-- Directions for this task --
Your task is to reproduce the entries below word for word.

※ ※ ※

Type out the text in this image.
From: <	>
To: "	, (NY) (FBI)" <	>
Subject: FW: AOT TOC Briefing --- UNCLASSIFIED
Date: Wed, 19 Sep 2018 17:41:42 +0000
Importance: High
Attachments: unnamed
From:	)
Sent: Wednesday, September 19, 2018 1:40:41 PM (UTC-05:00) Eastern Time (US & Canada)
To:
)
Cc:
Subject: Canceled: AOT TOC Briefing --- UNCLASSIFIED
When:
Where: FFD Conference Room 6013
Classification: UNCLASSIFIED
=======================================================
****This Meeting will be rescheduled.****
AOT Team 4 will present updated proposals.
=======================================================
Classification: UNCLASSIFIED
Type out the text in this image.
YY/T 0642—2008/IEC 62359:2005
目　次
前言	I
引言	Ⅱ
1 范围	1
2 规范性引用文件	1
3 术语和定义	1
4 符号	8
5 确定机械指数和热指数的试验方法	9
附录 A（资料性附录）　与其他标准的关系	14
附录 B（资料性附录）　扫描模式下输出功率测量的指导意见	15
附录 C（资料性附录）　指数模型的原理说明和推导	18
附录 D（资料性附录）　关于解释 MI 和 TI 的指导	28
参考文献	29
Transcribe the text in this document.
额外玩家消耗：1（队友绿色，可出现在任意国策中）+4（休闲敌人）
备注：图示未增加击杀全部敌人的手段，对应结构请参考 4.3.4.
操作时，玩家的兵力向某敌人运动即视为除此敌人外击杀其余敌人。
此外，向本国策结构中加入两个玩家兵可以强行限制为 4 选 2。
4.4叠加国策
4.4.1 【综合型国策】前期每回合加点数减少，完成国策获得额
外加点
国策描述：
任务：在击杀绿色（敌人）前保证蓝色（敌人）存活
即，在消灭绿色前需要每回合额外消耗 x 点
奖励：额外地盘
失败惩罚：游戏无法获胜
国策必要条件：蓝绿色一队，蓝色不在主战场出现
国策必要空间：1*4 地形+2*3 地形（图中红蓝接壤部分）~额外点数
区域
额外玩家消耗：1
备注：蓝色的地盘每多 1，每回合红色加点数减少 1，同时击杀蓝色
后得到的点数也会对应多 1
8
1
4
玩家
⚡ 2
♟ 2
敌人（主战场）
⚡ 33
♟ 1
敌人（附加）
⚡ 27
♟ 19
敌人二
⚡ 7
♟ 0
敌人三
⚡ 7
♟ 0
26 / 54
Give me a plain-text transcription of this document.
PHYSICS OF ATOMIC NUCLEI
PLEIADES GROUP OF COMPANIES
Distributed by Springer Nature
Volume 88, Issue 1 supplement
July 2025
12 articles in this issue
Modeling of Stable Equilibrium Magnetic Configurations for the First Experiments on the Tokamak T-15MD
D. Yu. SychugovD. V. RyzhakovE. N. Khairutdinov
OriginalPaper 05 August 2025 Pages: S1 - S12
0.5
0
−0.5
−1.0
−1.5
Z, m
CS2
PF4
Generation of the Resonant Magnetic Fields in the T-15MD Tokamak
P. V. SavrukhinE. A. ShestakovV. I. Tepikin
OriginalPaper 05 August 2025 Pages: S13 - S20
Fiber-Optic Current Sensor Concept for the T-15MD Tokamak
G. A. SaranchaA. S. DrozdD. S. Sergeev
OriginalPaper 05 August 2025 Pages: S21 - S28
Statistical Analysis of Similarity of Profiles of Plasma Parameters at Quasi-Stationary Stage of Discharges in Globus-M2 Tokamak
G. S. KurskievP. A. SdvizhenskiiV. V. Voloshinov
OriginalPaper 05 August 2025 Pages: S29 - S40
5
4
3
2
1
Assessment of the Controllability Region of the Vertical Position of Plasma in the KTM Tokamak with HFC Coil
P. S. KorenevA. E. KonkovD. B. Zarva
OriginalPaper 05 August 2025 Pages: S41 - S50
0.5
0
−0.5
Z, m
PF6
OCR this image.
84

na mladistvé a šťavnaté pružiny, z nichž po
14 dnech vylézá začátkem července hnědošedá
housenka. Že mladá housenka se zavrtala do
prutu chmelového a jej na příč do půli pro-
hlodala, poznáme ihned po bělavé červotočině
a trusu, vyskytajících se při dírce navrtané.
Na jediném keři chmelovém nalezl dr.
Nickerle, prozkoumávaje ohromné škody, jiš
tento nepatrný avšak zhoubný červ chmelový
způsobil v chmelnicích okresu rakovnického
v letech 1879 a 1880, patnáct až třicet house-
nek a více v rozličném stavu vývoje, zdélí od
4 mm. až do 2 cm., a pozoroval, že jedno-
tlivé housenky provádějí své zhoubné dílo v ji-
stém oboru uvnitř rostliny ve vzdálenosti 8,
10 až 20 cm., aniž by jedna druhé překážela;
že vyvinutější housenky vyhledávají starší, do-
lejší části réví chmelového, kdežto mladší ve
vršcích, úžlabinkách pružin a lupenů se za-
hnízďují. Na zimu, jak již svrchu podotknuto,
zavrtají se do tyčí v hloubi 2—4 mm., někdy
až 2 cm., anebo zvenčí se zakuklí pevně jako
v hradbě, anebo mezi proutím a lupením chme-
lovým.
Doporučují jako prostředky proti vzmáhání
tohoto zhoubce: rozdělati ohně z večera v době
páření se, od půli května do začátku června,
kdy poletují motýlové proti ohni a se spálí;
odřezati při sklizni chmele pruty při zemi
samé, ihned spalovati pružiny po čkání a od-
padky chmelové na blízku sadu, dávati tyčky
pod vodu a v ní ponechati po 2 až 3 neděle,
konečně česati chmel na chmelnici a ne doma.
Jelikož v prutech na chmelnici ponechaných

※ ※ ※

-- Result for this exercise --
Type out the text in this image.
From: <	>
To: "	, (NY) (FBI)" <	>
Subject: FW: AOT TOC Briefing --- UNCLASSIFIED
Date: Wed, 19 Sep 2018 17:41:42 +0000
Importance: High
Attachments: unnamed
From:	)
Sent: Wednesday, September 19, 2018 1:40:41 PM (UTC-05:00) Eastern Time (US & Canada)
To:
)
Cc:
Subject: Canceled: AOT TOC Briefing --- UNCLASSIFIED
When:
Where: FFD Conference Room 6013
Classification: UNCLASSIFIED
=======================================================
****This Meeting will be rescheduled.****
AOT Team 4 will present updated proposals.
=======================================================
Classification: UNCLASSIFIED
Type out the text in this image.
YY/T 0642—2008/IEC 62359:2005
目　次
前言	I
引言	Ⅱ
1 范围	1
2 规范性引用文件	1
3 术语和定义	1
4 符号	8
5 确定机械指数和热指数的试验方法	9
附录 A（资料性附录）　与其他标准的关系	14
附录 B（资料性附录）　扫描模式下输出功率测量的指导意见	15
附录 C（资料性附录）　指数模型的原理说明和推导	18
附录 D（资料性附录）　关于解释 MI 和 TI 的指导	28
参考文献	29
Transcribe the text in this document.
额外玩家消耗：1（队友绿色，可出现在任意国策中）+4（休闲敌人）
备注：图示未增加击杀全部敌人的手段，对应结构请参考 4.3.4.
操作时，玩家的兵力向某敌人运动即视为除此敌人外击杀其余敌人。
此外，向本国策结构中加入两个玩家兵可以强行限制为 4 选 2。
4.4叠加国策
4.4.1 【综合型国策】前期每回合加点数减少，完成国策获得额
外加点
国策描述：
任务：在击杀绿色（敌人）前保证蓝色（敌人）存活
即，在消灭绿色前需要每回合额外消耗 x 点
奖励：额外地盘
失败惩罚：游戏无法获胜
国策必要条件：蓝绿色一队，蓝色不在主战场出现
国策必要空间：1*4 地形+2*3 地形（图中红蓝接壤部分）~额外点数
区域
额外玩家消耗：1
备注：蓝色的地盘每多 1，每回合红色加点数减少 1，同时击杀蓝色
后得到的点数也会对应多 1
8
1
4
玩家
⚡ 2
♟ 2
敌人（主战场）
⚡ 33
♟ 1
敌人（附加）
⚡ 27
♟ 19
敌人二
⚡ 7
♟ 0
敌人三
⚡ 7
♟ 0
26 / 54
Give me a plain-text transcription of this document.
PHYSICS OF ATOMIC NUCLEI
PLEIADES GROUP OF COMPANIES
Distributed by Springer Nature
Volume 88, Issue 1 supplement
July 2025
12 articles in this issue
Modeling of Stable Equilibrium Magnetic Configurations for the First Experiments on the Tokamak T-15MD
D. Yu. SychugovD. V. RyzhakovE. N. Khairutdinov
OriginalPaper 05 August 2025 Pages: S1 - S12
0.5
0
−0.5
−1.0
−1.5
Z, m
CS2
PF4
Generation of the Resonant Magnetic Fields in the T-15MD Tokamak
P. V. SavrukhinE. A. ShestakovV. I. Tepikin
OriginalPaper 05 August 2025 Pages: S13 - S20
Fiber-Optic Current Sensor Concept for the T-15MD Tokamak
G. A. SaranchaA. S. DrozdD. S. Sergeev
OriginalPaper 05 August 2025 Pages: S21 - S28
Statistical Analysis of Similarity of Profiles of Plasma Parameters at Quasi-Stationary Stage of Discharges in Globus-M2 Tokamak
G. S. KurskievP. A. SdvizhenskiiV. V. Voloshinov
OriginalPaper 05 August 2025 Pages: S29 - S40
5
4
3
2
1
Assessment of the Controllability Region of the Vertical Position of Plasma in the KTM Tokamak with HFC Coil
P. S. KorenevA. E. KonkovD. B. Zarva
OriginalPaper 05 August 2025 Pages: S41 - S50
0.5
0
−0.5
Z, m
PF6
OCR this image.
84

na mladistvé a šťavnaté pružiny, z nichž po
14 dnech vylézá začátkem července hnědošedá
housenka. Že mladá housenka se zavrtala do
prutu chmelového a jej na příč do půli pro-
hlodala, poznáme ihned po bělavé červotočině
a trusu, vyskytajících se při dírce navrtané.
Na jediném keři chmelovém nalezl dr.
Nickerle, prozkoumávaje ohromné škody, jiš
tento nepatrný avšak zhoubný červ chmelový
způsobil v chmelnicích okresu rakovnického
v letech 1879 a 1880, patnáct až třicet house-
nek a více v rozličném stavu vývoje, zdélí od
4 mm. až do 2 cm., a pozoroval, že jedno-
tlivé housenky provádějí své zhoubné dílo v ji-
stém oboru uvnitř rostliny ve vzdálenosti 8,
10 až 20 cm., aniž by jedna druhé překážela;
že vyvinutější housenky vyhledávají starší, do-
lejší části réví chmelového, kdežto mladší ve
vršcích, úžlabinkách pružin a lupenů se za-
hnízďují. Na zimu, jak již svrchu podotknuto,
zavrtají se do tyčí v hloubi 2—4 mm., někdy
až 2 cm., anebo zvenčí se zakuklí pevně jako
v hradbě, anebo mezi proutím a lupením chme-
lovým.
Doporučují jako prostředky proti vzmáhání
tohoto zhoubce: rozdělati ohně z večera v době
páření se, od půli května do začátku června,
kdy poletují motýlové proti ohni a se spálí;
odřezati při sklizni chmele pruty při zemi
samé, ihned spalovati pružiny po čkání a od-
padky chmelové na blízku sadu, dávati tyčky
pod vodu a v ní ponechati po 2 až 3 neděle,
konečně česati chmel na chmelnici a ne doma.
Jelikož v prutech na chmelnici ponechaných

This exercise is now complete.